[BEGIN THE RECORDS]

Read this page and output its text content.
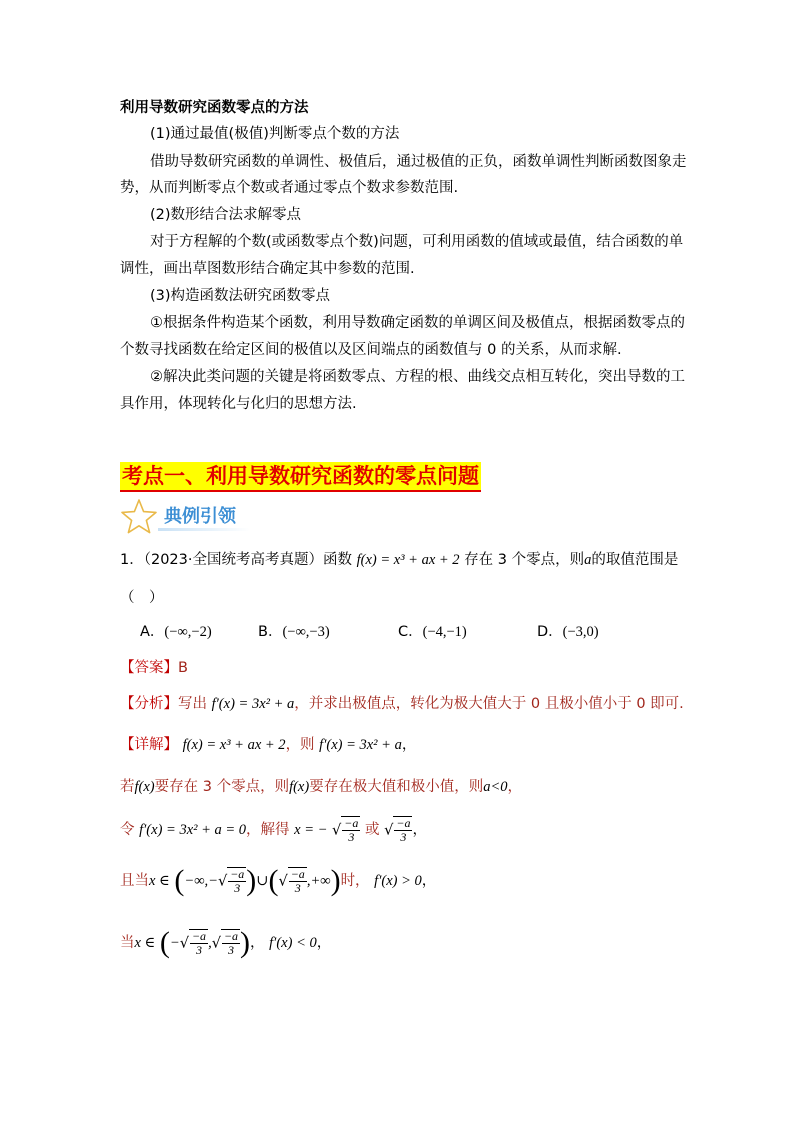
利用导数研究函数零点的方法
(1)通过最值(极值)判断零点个数的方法
借助导数研究函数的单调性、极值后，通过极值的正负，函数单调性判断函数图象走
势，从而判断零点个数或者通过零点个数求参数范围.
(2)数形结合法求解零点
对于方程解的个数(或函数零点个数)问题，可利用函数的值域或最值，结合函数的单
调性，画出草图数形结合确定其中参数的范围.
(3)构造函数法研究函数零点
①根据条件构造某个函数，利用导数确定函数的单调区间及极值点，根据函数零点的
个数寻找函数在给定区间的极值以及区间端点的函数值与 0 的关系，从而求解.
②解决此类问题的关键是将函数零点、方程的根、曲线交点相互转化，突出导数的工
具作用，体现转化与化归的思想方法.
考点一、利用导数研究函数的零点问题
典例引领
1．（2023·全国统考高考真题）函数 f(x) = x³ + ax + 2 存在 3 个零点，则a的取值范围是
（　）
A．(−∞,−2)	B．(−∞,−3)	C．(−4,−1)	D．(−3,0)
【答案】B
【分析】写出 f′(x) = 3x² + a，并求出极值点，转化为极大值大于 0 且极小值小于 0 即可.
【详解】 f(x) = x³ + ax + 2，则 f′(x) = 3x² + a，
若f(x)要存在 3 个零点，则f(x)要存在极大值和极小值，则a<0，
令 f′(x) = 3x² + a = 0，解得 x = − √ $\frac{-a}{3}$ 或 √ $\frac{-a}{3}$ ，
且当x ∈ (−∞,−√ $\frac{-a}{3}$ )∪(√ $\frac{-a}{3}$ ,+∞)时， f′(x) > 0，
当x ∈ (−√ $\frac{-a}{3}$ ,√ $\frac{-a}{3}$ )， f′(x) < 0，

[END THE RECORDS]

Make a copy of each line that contains the string "frac".

令 f′(x) = 3x² + a = 0，解得 x = − √ $\frac{-a}{3}$ 或 √ $\frac{-a}{3}$ ，
且当x ∈ (−∞,−√ $\frac{-a}{3}$ )∪(√ $\frac{-a}{3}$ ,+∞)时， f′(x) > 0，
当x ∈ (−√ $\frac{-a}{3}$ ,√ $\frac{-a}{3}$ )， f′(x) < 0，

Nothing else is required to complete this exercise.